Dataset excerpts
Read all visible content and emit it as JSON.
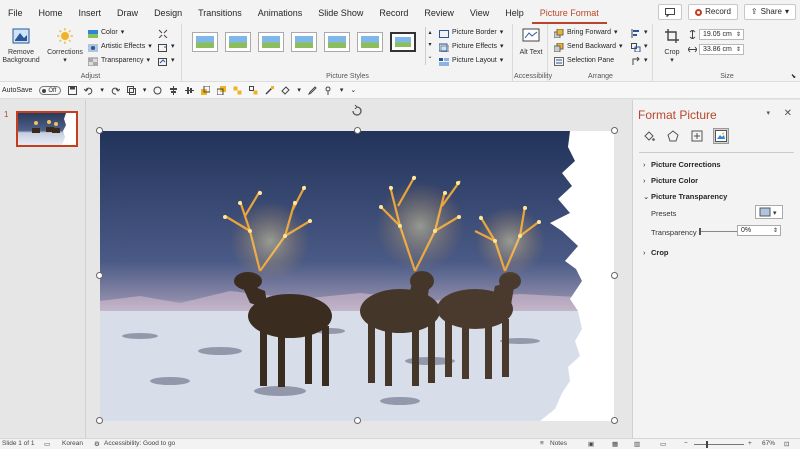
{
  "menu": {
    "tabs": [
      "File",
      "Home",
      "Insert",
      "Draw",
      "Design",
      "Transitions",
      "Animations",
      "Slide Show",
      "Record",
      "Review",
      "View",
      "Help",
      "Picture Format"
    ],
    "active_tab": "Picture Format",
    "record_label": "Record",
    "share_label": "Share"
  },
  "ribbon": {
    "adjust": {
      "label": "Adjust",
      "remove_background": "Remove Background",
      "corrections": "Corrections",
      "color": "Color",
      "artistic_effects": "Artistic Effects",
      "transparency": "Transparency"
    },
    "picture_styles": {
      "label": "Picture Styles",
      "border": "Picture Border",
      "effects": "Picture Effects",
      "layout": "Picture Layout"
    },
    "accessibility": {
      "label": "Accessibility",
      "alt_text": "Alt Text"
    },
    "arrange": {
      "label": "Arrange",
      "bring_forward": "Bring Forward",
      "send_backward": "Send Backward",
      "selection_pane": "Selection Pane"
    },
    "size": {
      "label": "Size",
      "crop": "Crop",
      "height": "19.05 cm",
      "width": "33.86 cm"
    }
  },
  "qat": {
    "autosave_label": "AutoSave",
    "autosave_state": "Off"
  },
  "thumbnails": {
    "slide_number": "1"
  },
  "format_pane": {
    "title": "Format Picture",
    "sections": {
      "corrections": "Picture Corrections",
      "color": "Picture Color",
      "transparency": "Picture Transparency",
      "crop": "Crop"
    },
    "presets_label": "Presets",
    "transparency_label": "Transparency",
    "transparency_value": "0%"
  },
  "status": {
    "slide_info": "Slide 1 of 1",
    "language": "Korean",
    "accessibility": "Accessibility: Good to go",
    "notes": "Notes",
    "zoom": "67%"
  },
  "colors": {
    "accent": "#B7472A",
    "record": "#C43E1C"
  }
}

---

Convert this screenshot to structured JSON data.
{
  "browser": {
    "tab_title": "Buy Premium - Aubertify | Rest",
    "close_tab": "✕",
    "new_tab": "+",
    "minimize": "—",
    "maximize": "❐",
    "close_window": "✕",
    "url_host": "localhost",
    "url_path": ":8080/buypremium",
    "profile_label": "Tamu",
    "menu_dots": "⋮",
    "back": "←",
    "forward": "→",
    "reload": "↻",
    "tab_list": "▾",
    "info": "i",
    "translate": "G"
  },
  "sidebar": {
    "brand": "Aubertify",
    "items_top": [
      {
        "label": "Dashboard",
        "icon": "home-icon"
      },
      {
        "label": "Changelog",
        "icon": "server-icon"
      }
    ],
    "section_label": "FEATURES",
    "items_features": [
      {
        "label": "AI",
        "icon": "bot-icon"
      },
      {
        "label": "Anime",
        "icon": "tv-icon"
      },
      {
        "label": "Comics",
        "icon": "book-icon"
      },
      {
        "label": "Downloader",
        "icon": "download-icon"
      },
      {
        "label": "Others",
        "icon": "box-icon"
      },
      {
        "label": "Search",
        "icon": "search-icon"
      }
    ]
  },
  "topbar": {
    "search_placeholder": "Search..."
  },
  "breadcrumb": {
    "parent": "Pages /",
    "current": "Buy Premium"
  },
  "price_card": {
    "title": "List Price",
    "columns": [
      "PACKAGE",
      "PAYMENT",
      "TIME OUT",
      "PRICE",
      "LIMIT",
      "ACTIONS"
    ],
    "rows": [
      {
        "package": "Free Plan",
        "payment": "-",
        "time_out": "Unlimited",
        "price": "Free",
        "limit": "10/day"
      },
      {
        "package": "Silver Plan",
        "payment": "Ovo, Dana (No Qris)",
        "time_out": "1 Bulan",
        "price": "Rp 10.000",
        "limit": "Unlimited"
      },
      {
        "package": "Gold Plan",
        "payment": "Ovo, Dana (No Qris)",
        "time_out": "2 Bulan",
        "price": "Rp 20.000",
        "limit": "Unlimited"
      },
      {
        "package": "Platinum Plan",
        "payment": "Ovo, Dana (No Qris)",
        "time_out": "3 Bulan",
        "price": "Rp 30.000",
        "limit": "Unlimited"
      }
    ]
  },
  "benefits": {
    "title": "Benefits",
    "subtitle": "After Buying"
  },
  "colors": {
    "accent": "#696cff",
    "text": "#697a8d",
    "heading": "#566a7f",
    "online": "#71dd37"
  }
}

◆ Given instruction: Pull out every line of the records that includes the string "Plan".

◆ Solution for this exercise:
        "package": "Free Plan",
        "package": "Silver Plan",
        "package": "Gold Plan",
        "package": "Platinum Plan",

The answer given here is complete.